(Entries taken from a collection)
■ ■ ■

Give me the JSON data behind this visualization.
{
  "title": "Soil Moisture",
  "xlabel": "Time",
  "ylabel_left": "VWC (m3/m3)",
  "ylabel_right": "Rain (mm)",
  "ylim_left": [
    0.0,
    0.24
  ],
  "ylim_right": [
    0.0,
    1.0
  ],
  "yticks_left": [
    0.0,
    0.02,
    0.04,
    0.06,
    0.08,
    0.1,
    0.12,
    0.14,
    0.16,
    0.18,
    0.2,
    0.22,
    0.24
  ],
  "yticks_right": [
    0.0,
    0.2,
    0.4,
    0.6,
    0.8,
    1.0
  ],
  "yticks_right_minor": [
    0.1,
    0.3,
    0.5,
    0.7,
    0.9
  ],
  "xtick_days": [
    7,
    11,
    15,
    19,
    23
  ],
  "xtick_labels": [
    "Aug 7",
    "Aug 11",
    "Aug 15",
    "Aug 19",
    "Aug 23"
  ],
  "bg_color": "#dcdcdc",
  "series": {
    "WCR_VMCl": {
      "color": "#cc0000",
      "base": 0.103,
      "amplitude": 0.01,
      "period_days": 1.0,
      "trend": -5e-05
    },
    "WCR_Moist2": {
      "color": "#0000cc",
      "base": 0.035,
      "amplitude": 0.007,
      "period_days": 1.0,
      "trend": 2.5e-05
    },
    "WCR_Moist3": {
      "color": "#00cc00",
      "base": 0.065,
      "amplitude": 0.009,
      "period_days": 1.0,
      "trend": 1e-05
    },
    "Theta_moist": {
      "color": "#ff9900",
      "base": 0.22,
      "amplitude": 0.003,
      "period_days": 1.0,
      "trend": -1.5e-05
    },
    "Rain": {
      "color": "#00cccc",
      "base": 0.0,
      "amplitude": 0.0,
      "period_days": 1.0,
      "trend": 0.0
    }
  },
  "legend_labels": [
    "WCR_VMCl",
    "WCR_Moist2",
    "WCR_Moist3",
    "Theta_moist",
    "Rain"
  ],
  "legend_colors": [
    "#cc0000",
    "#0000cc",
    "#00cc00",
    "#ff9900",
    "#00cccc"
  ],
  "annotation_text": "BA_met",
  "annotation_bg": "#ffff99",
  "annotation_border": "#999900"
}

■ ■ ■

▶ EXERCISE: Restate the data above exactly, keeping each word as it stands.

▶ RESULT:
Give me the JSON data behind this visualization.
{
  "title": "Soil Moisture",
  "xlabel": "Time",
  "ylabel_left": "VWC (m3/m3)",
  "ylabel_right": "Rain (mm)",
  "ylim_left": [
    0.0,
    0.24
  ],
  "ylim_right": [
    0.0,
    1.0
  ],
  "yticks_left": [
    0.0,
    0.02,
    0.04,
    0.06,
    0.08,
    0.1,
    0.12,
    0.14,
    0.16,
    0.18,
    0.2,
    0.22,
    0.24
  ],
  "yticks_right": [
    0.0,
    0.2,
    0.4,
    0.6,
    0.8,
    1.0
  ],
  "yticks_right_minor": [
    0.1,
    0.3,
    0.5,
    0.7,
    0.9
  ],
  "xtick_days": [
    7,
    11,
    15,
    19,
    23
  ],
  "xtick_labels": [
    "Aug 7",
    "Aug 11",
    "Aug 15",
    "Aug 19",
    "Aug 23"
  ],
  "bg_color": "#dcdcdc",
  "series": {
    "WCR_VMCl": {
      "color": "#cc0000",
      "base": 0.103,
      "amplitude": 0.01,
      "period_days": 1.0,
      "trend": -5e-05
    },
    "WCR_Moist2": {
      "color": "#0000cc",
      "base": 0.035,
      "amplitude": 0.007,
      "period_days": 1.0,
      "trend": 2.5e-05
    },
    "WCR_Moist3": {
      "color": "#00cc00",
      "base": 0.065,
      "amplitude": 0.009,
      "period_days": 1.0,
      "trend": 1e-05
    },
    "Theta_moist": {
      "color": "#ff9900",
      "base": 0.22,
      "amplitude": 0.003,
      "period_days": 1.0,
      "trend": -1.5e-05
    },
    "Rain": {
      "color": "#00cccc",
      "base": 0.0,
      "amplitude": 0.0,
      "period_days": 1.0,
      "trend": 0.0
    }
  },
  "legend_labels": [
    "WCR_VMCl",
    "WCR_Moist2",
    "WCR_Moist3",
    "Theta_moist",
    "Rain"
  ],
  "legend_colors": [
    "#cc0000",
    "#0000cc",
    "#00cc00",
    "#ff9900",
    "#00cccc"
  ],
  "annotation_text": "BA_met",
  "annotation_bg": "#ffff99",
  "annotation_border": "#999900"
}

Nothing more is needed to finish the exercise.